## Written instruction
Find and return each line containing "Walls".

## Task data
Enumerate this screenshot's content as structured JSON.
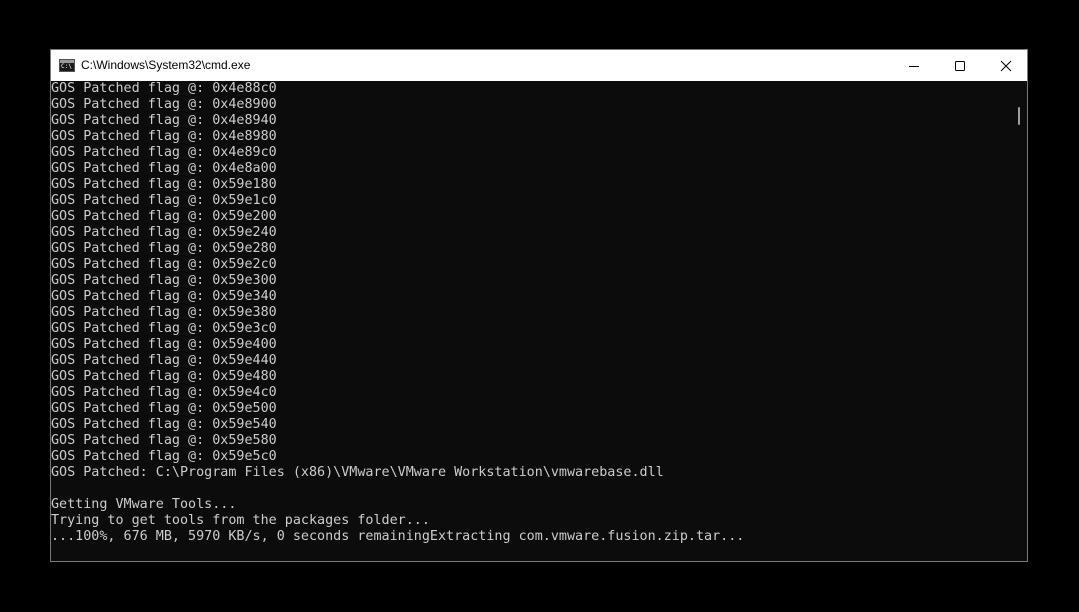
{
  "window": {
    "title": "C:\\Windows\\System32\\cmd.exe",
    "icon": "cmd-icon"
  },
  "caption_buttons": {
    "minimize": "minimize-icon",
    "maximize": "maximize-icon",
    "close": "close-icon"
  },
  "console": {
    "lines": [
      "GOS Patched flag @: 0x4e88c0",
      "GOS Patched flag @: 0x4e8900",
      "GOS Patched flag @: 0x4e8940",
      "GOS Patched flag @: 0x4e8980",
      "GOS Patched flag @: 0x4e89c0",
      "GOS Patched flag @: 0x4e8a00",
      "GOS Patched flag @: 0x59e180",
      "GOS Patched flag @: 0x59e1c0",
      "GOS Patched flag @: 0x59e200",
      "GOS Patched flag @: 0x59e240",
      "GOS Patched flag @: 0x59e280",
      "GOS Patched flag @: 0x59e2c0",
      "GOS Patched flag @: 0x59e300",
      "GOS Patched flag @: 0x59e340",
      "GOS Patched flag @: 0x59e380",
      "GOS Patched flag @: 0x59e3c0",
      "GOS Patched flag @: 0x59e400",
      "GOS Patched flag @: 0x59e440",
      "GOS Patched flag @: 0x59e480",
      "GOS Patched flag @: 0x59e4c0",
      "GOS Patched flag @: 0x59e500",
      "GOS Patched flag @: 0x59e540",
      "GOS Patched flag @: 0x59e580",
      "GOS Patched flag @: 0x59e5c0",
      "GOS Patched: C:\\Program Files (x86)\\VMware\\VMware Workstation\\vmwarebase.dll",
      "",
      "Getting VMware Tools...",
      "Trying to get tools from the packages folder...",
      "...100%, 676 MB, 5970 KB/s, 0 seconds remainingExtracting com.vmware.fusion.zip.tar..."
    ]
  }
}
--
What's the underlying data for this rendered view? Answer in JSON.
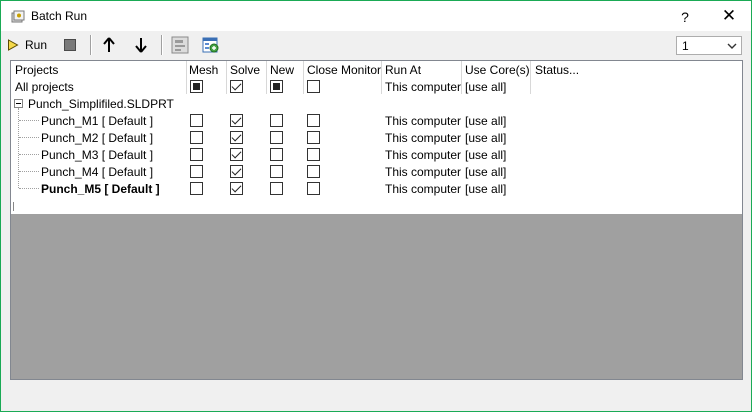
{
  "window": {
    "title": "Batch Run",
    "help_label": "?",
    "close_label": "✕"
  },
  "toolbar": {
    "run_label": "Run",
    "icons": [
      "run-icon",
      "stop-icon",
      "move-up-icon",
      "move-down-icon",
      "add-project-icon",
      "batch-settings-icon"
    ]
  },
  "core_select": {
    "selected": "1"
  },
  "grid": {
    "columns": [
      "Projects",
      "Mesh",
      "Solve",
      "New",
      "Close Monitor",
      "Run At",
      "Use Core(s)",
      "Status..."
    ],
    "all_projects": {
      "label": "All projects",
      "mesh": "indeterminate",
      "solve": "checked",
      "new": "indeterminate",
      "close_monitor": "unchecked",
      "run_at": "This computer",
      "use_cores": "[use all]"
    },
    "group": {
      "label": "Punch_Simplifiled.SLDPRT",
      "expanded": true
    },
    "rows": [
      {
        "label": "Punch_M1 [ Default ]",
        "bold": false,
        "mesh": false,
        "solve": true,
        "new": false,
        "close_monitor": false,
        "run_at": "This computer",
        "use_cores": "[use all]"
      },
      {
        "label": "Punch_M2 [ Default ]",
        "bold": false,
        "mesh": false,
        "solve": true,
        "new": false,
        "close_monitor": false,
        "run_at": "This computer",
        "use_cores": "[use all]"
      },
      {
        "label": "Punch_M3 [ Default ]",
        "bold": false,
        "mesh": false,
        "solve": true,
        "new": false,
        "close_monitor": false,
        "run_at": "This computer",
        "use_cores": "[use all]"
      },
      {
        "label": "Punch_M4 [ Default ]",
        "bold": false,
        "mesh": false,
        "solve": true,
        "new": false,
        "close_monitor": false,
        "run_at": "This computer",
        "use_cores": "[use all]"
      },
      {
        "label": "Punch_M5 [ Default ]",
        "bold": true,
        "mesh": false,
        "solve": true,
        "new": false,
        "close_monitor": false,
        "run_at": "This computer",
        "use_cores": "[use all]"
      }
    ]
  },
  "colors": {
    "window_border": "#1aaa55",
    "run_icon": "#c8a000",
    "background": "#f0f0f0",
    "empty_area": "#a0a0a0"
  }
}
==
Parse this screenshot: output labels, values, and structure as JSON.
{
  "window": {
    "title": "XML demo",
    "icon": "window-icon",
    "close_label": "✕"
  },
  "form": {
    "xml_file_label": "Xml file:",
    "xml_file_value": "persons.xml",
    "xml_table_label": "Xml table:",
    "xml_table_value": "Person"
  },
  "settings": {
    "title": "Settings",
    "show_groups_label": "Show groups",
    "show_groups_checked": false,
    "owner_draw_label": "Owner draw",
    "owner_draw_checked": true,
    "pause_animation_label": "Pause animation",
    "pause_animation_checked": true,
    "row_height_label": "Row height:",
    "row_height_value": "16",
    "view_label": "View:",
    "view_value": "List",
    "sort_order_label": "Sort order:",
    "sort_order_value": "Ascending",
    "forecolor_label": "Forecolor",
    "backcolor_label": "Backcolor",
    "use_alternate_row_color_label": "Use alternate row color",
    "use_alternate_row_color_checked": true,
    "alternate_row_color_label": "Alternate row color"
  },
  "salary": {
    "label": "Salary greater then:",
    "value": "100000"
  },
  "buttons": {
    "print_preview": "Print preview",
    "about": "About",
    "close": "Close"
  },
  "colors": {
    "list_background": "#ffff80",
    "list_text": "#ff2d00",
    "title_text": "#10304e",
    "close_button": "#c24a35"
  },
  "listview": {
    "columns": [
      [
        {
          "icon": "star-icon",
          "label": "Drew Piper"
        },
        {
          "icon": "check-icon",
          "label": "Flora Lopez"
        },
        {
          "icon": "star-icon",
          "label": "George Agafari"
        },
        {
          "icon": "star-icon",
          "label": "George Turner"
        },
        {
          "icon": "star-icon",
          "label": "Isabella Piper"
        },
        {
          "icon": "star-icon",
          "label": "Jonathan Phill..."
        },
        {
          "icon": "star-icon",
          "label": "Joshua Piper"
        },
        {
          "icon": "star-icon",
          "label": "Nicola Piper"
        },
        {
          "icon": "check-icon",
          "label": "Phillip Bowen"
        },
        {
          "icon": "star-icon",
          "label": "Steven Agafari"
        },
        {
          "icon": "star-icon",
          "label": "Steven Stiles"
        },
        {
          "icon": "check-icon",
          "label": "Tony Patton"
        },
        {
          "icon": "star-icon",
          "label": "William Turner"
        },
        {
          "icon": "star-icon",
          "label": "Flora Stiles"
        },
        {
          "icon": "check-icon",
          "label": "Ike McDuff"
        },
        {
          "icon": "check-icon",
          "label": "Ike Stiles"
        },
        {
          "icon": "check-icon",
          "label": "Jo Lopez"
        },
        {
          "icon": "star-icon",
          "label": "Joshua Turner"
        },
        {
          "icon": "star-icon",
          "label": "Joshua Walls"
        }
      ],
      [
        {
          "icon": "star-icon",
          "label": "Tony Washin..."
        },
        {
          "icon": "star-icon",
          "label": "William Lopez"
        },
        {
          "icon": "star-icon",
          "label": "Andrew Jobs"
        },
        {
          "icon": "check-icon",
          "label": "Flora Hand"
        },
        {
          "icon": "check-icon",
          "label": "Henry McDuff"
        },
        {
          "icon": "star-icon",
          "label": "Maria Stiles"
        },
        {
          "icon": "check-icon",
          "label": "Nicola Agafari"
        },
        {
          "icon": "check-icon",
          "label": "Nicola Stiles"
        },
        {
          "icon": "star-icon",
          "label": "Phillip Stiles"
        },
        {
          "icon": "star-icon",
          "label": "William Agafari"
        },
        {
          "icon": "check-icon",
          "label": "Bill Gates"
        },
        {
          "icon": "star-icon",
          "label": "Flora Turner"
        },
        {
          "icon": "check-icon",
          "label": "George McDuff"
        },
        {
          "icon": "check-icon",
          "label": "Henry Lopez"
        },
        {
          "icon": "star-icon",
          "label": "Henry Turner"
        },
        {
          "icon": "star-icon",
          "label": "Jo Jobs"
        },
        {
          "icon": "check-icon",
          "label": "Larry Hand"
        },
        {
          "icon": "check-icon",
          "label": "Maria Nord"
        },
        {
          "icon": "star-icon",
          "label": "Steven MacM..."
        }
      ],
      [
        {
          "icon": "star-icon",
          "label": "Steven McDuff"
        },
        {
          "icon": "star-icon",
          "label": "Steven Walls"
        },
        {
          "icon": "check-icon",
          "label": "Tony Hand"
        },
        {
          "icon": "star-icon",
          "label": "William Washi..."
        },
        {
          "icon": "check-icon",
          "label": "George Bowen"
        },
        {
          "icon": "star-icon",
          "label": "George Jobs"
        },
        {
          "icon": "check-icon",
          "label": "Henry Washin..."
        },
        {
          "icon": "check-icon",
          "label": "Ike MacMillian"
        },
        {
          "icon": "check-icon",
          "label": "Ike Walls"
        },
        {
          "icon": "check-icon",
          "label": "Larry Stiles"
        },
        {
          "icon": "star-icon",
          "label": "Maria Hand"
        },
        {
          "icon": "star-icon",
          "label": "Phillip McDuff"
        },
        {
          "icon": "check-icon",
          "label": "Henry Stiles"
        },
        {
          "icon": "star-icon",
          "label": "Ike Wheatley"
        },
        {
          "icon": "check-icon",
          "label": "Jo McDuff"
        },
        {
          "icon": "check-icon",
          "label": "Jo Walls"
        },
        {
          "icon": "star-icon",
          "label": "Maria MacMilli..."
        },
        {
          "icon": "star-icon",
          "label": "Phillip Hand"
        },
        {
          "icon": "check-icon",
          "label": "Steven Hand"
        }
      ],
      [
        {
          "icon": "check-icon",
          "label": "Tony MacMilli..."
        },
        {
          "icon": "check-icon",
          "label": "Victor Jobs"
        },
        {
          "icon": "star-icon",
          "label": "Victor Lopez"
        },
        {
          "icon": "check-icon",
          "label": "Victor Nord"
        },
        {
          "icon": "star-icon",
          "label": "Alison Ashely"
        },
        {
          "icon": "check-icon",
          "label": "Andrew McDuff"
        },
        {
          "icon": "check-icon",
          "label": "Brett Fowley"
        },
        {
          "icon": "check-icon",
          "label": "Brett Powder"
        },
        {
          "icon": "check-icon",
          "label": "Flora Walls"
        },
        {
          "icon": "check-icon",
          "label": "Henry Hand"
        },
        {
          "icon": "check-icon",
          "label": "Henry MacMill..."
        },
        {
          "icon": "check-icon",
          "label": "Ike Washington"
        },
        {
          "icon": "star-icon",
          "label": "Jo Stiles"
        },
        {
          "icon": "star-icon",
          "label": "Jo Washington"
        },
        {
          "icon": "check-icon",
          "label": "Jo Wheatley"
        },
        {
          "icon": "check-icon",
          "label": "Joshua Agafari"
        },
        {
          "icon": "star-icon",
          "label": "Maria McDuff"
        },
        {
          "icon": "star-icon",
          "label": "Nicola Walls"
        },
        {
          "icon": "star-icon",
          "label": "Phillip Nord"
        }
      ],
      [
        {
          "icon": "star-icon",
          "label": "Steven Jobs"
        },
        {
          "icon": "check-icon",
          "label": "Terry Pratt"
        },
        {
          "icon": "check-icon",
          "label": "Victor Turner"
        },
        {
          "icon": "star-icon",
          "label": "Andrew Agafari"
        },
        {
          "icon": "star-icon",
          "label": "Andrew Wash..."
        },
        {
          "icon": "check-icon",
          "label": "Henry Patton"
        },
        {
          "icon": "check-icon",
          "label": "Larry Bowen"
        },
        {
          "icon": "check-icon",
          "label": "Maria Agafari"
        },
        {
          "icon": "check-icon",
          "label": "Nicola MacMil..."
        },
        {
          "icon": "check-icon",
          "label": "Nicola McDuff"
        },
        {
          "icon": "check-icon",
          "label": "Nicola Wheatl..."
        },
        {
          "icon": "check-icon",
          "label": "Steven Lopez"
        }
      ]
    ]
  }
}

## Correct answer
          "label": "Joshua Walls"
          "label": "Steven Walls"
          "label": "Ike Walls"
          "label": "Jo Walls"
          "label": "Flora Walls"
          "label": "Nicola Walls"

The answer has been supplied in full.